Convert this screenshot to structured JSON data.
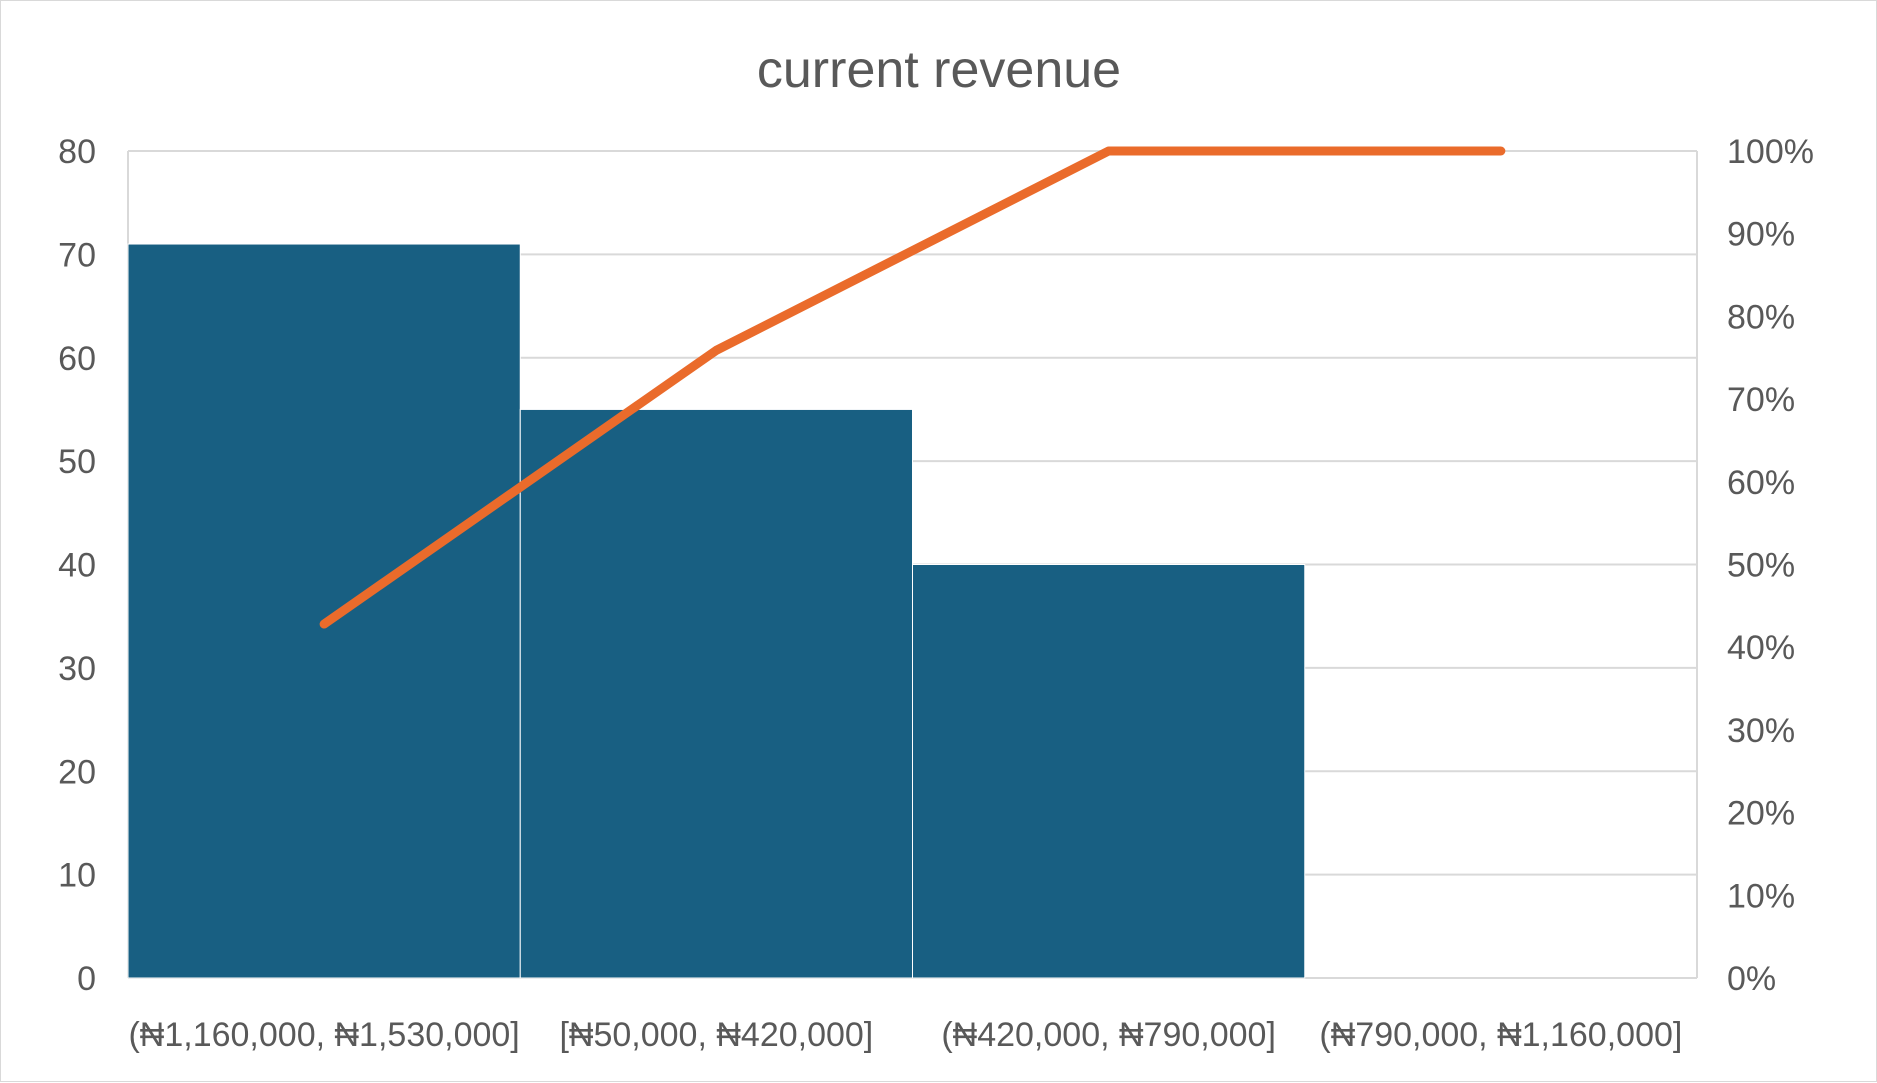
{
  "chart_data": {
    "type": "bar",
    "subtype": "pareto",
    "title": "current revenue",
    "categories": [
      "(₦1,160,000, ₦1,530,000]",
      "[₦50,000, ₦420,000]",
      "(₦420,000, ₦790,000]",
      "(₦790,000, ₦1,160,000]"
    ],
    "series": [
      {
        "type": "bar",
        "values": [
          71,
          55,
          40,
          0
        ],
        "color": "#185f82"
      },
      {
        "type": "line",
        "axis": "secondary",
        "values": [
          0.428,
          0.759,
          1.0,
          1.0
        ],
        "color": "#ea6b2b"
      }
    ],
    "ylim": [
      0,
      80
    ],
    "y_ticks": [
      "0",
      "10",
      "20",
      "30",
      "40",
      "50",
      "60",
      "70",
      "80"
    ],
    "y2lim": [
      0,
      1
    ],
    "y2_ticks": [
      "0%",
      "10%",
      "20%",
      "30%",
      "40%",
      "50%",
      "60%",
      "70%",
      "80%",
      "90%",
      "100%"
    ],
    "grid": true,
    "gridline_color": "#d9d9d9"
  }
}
***
Reproduce each line of the records exactly, and omit every picture.

Convert this screenshot to structured JSON data.
{
  "chart_data": {
    "type": "bar",
    "subtype": "pareto",
    "title": "current revenue",
    "categories": [
      "(₦1,160,000, ₦1,530,000]",
      "[₦50,000, ₦420,000]",
      "(₦420,000, ₦790,000]",
      "(₦790,000, ₦1,160,000]"
    ],
    "series": [
      {
        "type": "bar",
        "values": [
          71,
          55,
          40,
          0
        ],
        "color": "#185f82"
      },
      {
        "type": "line",
        "axis": "secondary",
        "values": [
          0.428,
          0.759,
          1.0,
          1.0
        ],
        "color": "#ea6b2b"
      }
    ],
    "ylim": [
      0,
      80
    ],
    "y_ticks": [
      "0",
      "10",
      "20",
      "30",
      "40",
      "50",
      "60",
      "70",
      "80"
    ],
    "y2lim": [
      0,
      1
    ],
    "y2_ticks": [
      "0%",
      "10%",
      "20%",
      "30%",
      "40%",
      "50%",
      "60%",
      "70%",
      "80%",
      "90%",
      "100%"
    ],
    "grid": true,
    "gridline_color": "#d9d9d9"
  }
}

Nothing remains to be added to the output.